(TEXT begins)

From the testimony/accounts of the Connallys (WC testimony):
John Connally: "I heard it [the shot] hit. It was a very loud noise, just that audible, very clear.
Immediately I could see on my clothes, my clothing, I could see on the interior of the car which, as I recall, was a pale blue, brain tissue, which I immediately recognized, and I recall very well, on my trousers there was one chunk of brain tissue as big as almost my thumb, thumbnail, and again I did not see the President at any time either after the first, second, or third shots, but I assumed always that it was he who was hit and no one else.
I immediately, when I was hit, I said, "Oh, no, no, no." And then I said, "My God, they are going to kill us all." Nellie, when she pulled me over into her lap----
Nellie Connally: "The third shot that I heard I felt, it felt like spent buckshot falling all over us, and then, of course, I too could see that it was the matter, brain tissue, or whatever, just human matter, all over the car and both of us."
If the bullet exited the rear of the head - and blew a hole out of it - then how did all of this material - brain tissue, blood - land
immediately in front of where JFK was? It landed on the Connallys - who said they felt it and saw it - and all inside the interior of the car in front of where JFK was sitting.
How is it possible for a bullet to blow out the back of JFK's head and have material exit from there (from where else could it exit?) and land
in front of him, in front of this back of the head blow out? The wind blew it? But they were headed into a wind, you can see the flags flying on the limo.
The Parkland doctors - those who said it appeared to be in the occipital region - were simply wrong about the location.
And for what it's worth, Robert McClelland was interviewed shortly after the assassination by a medical journal called The Texas State Journal of Medicine. He told them this about the location of the wound.
The wound was on the "right side of the head." Nothing about the back of it.

(TEXT ends)

_WHAT YOU SHOULD DO:_
Reproduce the stretch of the passage on the Connallys' testimony from "If the bullet" through "on the limo.". The entries have no connection to the passage on the Connallys' testimony.

(DATA EXTRACTS begins)

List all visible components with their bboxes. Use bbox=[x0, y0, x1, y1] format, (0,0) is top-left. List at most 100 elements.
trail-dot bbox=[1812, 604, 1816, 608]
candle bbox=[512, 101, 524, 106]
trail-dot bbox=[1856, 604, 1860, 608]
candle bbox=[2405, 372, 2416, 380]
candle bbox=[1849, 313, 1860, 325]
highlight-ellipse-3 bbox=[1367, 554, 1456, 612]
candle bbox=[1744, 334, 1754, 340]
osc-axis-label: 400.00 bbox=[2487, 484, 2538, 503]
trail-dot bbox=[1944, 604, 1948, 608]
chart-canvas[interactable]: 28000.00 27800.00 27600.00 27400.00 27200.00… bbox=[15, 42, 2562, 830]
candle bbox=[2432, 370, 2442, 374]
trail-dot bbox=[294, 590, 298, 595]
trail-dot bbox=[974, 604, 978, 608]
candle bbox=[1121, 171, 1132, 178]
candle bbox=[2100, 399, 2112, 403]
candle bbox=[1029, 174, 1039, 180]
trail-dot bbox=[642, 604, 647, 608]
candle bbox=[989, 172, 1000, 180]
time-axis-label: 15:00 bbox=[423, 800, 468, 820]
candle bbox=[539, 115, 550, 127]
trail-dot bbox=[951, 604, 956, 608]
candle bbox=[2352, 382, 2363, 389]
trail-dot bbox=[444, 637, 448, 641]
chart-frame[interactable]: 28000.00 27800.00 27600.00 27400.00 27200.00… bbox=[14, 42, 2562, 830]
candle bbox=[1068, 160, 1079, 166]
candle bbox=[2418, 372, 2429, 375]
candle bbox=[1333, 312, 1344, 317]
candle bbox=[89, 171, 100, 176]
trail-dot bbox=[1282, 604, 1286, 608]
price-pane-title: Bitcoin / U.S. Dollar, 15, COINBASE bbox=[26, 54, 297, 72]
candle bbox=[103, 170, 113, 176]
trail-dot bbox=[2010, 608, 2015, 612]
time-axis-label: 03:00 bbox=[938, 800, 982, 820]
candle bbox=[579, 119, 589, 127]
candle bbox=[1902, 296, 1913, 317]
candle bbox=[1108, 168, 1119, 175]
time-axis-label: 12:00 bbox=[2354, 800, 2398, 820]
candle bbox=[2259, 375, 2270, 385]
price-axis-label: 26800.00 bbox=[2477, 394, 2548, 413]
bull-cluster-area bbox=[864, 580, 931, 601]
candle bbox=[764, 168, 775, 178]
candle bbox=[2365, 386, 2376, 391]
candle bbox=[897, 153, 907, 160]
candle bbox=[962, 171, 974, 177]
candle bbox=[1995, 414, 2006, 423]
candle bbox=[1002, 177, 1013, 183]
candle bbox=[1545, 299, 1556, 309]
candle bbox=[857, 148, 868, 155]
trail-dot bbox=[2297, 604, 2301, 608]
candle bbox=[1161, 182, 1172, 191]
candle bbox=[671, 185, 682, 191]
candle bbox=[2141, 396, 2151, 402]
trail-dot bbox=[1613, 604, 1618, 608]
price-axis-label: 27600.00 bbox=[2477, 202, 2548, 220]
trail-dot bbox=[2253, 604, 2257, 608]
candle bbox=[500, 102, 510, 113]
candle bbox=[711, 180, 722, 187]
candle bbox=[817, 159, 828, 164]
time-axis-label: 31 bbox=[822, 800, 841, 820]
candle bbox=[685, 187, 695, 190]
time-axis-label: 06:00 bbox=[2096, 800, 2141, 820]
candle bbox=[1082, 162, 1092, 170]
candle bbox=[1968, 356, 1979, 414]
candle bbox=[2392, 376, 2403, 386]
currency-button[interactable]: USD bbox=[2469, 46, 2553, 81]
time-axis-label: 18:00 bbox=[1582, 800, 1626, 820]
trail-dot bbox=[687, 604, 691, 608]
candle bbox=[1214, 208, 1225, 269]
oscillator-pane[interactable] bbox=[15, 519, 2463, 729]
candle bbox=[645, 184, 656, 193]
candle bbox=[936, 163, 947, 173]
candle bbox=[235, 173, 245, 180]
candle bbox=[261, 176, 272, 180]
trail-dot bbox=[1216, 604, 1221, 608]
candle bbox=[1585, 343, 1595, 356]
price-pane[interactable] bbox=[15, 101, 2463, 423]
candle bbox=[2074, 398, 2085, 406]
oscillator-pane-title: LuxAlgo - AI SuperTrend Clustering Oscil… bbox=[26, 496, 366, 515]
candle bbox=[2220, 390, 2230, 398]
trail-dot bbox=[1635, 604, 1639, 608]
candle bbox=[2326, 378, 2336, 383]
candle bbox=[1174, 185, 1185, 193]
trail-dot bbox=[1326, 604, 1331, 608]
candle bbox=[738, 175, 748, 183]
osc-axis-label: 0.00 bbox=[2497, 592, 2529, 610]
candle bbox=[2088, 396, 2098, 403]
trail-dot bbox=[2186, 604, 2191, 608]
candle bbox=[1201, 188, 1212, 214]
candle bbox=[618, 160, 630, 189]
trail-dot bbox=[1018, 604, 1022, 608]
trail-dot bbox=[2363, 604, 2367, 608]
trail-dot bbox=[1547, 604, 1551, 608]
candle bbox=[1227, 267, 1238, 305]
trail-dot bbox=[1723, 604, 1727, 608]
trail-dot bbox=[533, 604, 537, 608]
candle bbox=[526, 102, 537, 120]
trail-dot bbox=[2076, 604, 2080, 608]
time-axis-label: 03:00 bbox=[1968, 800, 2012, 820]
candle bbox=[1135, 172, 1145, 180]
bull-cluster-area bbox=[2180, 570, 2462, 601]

(DATA EXTRACTS ends)

_SOLUTION FOR THIS EXERCISE:_
If the bullet exited the rear of the head - and blew a hole out of it - then how did all of this material - brain tissue, blood - land
immediately in front of where JFK was? It landed on the Connallys - who said they felt it and saw it - and all inside the interior of the car in front of where JFK was sitting.
How is it possible for a bullet to blow out the back of JFK's head and have material exit from there (from where else could it exit?) and land
in front of him, in front of this back of the head blow out? The wind blew it? But they were headed into a wind, you can see the flags flying on the limo.